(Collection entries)
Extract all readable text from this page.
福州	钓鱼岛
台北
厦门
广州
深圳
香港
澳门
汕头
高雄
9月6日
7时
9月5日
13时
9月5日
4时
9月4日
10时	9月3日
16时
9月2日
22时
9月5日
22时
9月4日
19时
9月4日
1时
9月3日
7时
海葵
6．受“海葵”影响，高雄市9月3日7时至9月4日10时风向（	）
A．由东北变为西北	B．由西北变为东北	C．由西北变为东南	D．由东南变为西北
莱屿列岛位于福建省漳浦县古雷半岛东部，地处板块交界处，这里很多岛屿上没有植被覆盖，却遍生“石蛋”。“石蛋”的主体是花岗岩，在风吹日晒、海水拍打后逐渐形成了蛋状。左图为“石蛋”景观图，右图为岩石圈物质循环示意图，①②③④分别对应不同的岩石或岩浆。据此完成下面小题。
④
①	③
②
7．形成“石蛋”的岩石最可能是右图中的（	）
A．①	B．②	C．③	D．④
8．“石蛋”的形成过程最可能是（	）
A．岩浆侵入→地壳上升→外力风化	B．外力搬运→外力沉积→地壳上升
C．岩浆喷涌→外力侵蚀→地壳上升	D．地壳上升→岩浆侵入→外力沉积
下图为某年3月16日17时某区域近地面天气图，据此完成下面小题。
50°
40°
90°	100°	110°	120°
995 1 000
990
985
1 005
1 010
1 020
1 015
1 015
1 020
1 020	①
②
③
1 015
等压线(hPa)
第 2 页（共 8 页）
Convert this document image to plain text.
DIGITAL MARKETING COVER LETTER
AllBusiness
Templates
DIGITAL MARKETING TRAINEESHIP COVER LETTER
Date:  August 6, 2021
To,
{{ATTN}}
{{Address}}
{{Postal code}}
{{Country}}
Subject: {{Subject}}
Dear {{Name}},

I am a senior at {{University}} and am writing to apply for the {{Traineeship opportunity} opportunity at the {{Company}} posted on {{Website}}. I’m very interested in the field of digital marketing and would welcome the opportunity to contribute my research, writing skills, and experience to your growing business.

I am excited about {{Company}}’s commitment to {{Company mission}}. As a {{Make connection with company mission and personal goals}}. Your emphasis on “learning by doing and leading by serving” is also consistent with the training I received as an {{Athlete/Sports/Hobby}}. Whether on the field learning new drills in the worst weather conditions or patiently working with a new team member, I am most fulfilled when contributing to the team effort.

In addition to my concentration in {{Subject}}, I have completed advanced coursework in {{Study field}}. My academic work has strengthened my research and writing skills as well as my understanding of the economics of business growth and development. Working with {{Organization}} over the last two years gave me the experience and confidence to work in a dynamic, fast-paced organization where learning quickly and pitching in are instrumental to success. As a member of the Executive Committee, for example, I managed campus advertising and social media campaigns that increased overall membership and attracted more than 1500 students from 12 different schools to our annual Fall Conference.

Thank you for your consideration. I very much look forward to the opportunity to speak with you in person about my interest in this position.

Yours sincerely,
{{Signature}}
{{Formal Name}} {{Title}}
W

▶ **Short task**
Find each line holding the word "about" and copy it.

▶ **Exercise response**
I am excited about {{Company}}’s commitment to {{Company mission}}. As a {{Make connection with company mission and personal goals}}. Your emphasis on “learning by doing and leading by serving” is also consistent with the training I received as an {{Athlete/Sports/Hobby}}. Whether on the field learning new drills in the worst weather conditions or patiently working with a new team member, I am most fulfilled when contributing to the team effort.
Thank you for your consideration. I very much look forward to the opportunity to speak with you in person about my interest in this position.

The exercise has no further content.